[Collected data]
────

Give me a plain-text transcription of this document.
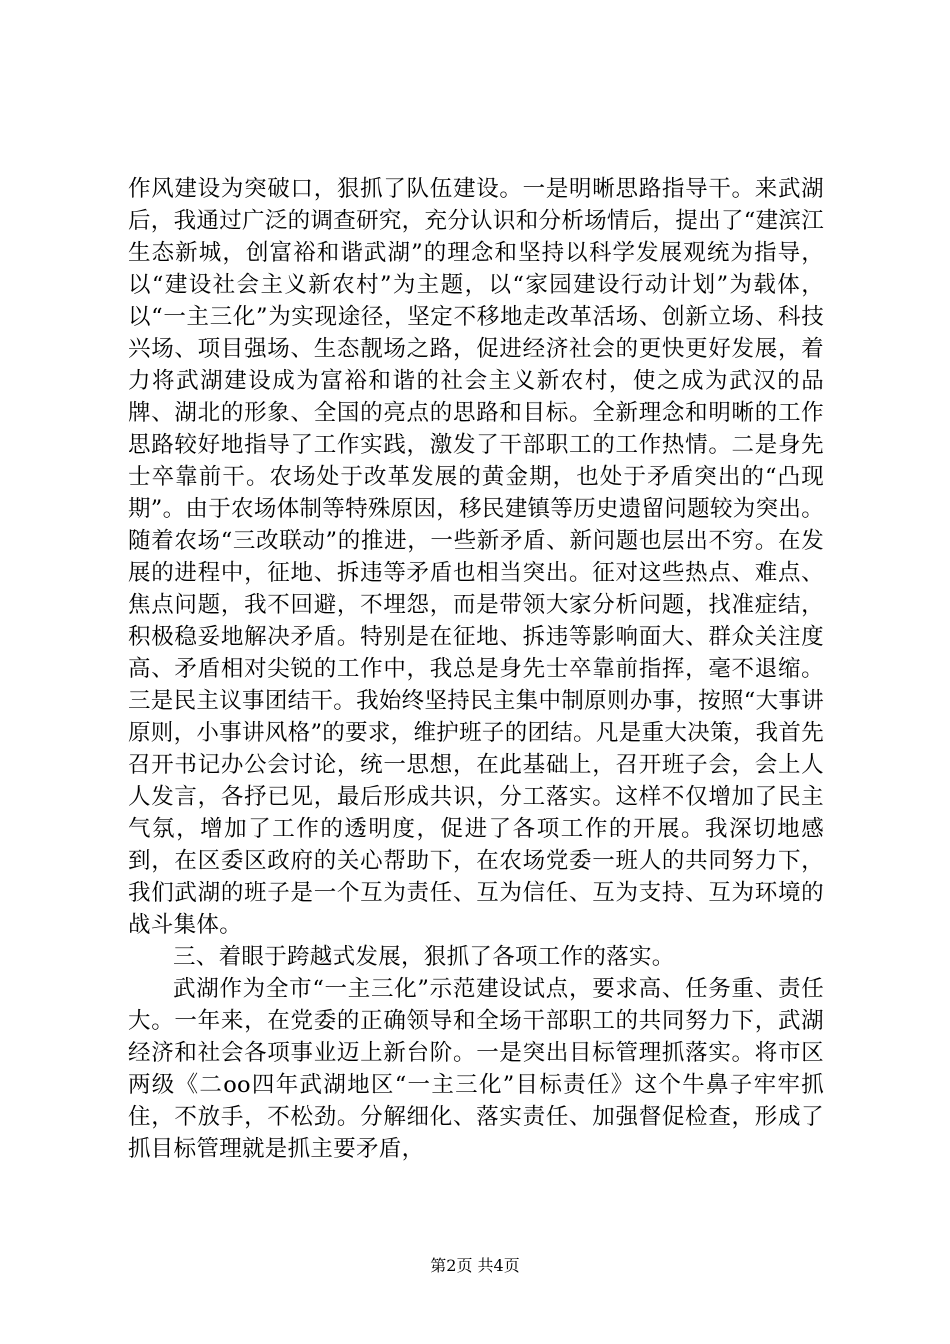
作风建设为突破口，狠抓了队伍建设。一是明晰思路指导干。来武湖后，我通过广泛的调查研究，充分认识和分析场情后，提出了“建滨江生态新城，创富裕和谐武湖”的理念和坚持以科学发展观统为指导，以“建设社会主义新农村”为主题，以“家园建设行动计划”为载体，以“一主三化”为实现途径，坚定不移地走改革活场、创新立场、科技兴场、项目强场、生态靓场之路，促进经济社会的更快更好发展，着力将武湖建设成为富裕和谐的社会主义新农村，使之成为武汉的品牌、湖北的形象、全国的亮点的思路和目标。全新理念和明晰的工作思路较好地指导了工作实践，激发了干部职工的工作热情。二是身先士卒靠前干。农场处于改革发展的黄金期，也处于矛盾突出的“凸现期”。由于农场体制等特殊原因，移民建镇等历史遗留问题较为突出。随着农场“三改联动”的推进，一些新矛盾、新问题也层出不穷。在发展的进程中，征地、拆违等矛盾也相当突出。征对这些热点、难点、焦点问题，我不回避，不埋怨，而是带领大家分析问题，找准症结，积极稳妥地解决矛盾。特别是在征地、拆违等影响面大、群众关注度高、矛盾相对尖锐的工作中，我总是身先士卒靠前指挥，毫不退缩。三是民主议事团结干。我始终坚持民主集中制原则办事，按照“大事讲原则，小事讲风格”的要求，维护班子的团结。凡是重大决策，我首先召开书记办公会讨论，统一思想，在此基础上，召开班子会，会上人人发言，各抒已见，最后形成共识，分工落实。这样不仅增加了民主气氛，增加了工作的透明度，促进了各项工作的开展。我深切地感到，在区委区政府的关心帮助下，在农场党委一班人的共同努力下，我们武湖的班子是一个互为责任、互为信任、互为支持、互为环境的战斗集体。

三、着眼于跨越式发展，狠抓了各项工作的落实。

武湖作为全市“一主三化”示范建设试点，要求高、任务重、责任大。一年来，在党委的正确领导和全场干部职工的共同努力下，武湖经济和社会各项事业迈上新台阶。一是突出目标管理抓落实。将市区两级《二oo四年武湖地区“一主三化”目标责任》这个牛鼻子牢牢抓住，不放手，不松劲。分解细化、落实责任、加强督促检查，形成了抓目标管理就是抓主要矛盾，

第2页 共4页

────

_Your task_.
Return all lines containing the word "一主三化".

_Output of the exercise_.
作风建设为突破口，狠抓了队伍建设。一是明晰思路指导干。来武湖后，我通过广泛的调查研究，充分认识和分析场情后，提出了“建滨江生态新城，创富裕和谐武湖”的理念和坚持以科学发展观统为指导，以“建设社会主义新农村”为主题，以“家园建设行动计划”为载体，以“一主三化”为实现途径，坚定不移地走改革活场、创新立场、科技兴场、项目强场、生态靓场之路，促进经济社会的更快更好发展，着力将武湖建设成为富裕和谐的社会主义新农村，使之成为武汉的品牌、湖北的形象、全国的亮点的思路和目标。全新理念和明晰的工作思路较好地指导了工作实践，激发了干部职工的工作热情。二是身先士卒靠前干。农场处于改革发展的黄金期，也处于矛盾突出的“凸现期”。由于农场体制等特殊原因，移民建镇等历史遗留问题较为突出。随着农场“三改联动”的推进，一些新矛盾、新问题也层出不穷。在发展的进程中，征地、拆违等矛盾也相当突出。征对这些热点、难点、焦点问题，我不回避，不埋怨，而是带领大家分析问题，找准症结，积极稳妥地解决矛盾。特别是在征地、拆违等影响面大、群众关注度高、矛盾相对尖锐的工作中，我总是身先士卒靠前指挥，毫不退缩。三是民主议事团结干。我始终坚持民主集中制原则办事，按照“大事讲原则，小事讲风格”的要求，维护班子的团结。凡是重大决策，我首先召开书记办公会讨论，统一思想，在此基础上，召开班子会，会上人人发言，各抒已见，最后形成共识，分工落实。这样不仅增加了民主气氛，增加了工作的透明度，促进了各项工作的开展。我深切地感到，在区委区政府的关心帮助下，在农场党委一班人的共同努力下，我们武湖的班子是一个互为责任、互为信任、互为支持、互为环境的战斗集体。
武湖作为全市“一主三化”示范建设试点，要求高、任务重、责任大。一年来，在党委的正确领导和全场干部职工的共同努力下，武湖经济和社会各项事业迈上新台阶。一是突出目标管理抓落实。将市区两级《二oo四年武湖地区“一主三化”目标责任》这个牛鼻子牢牢抓住，不放手，不松劲。分解细化、落实责任、加强督促检查，形成了抓目标管理就是抓主要矛盾，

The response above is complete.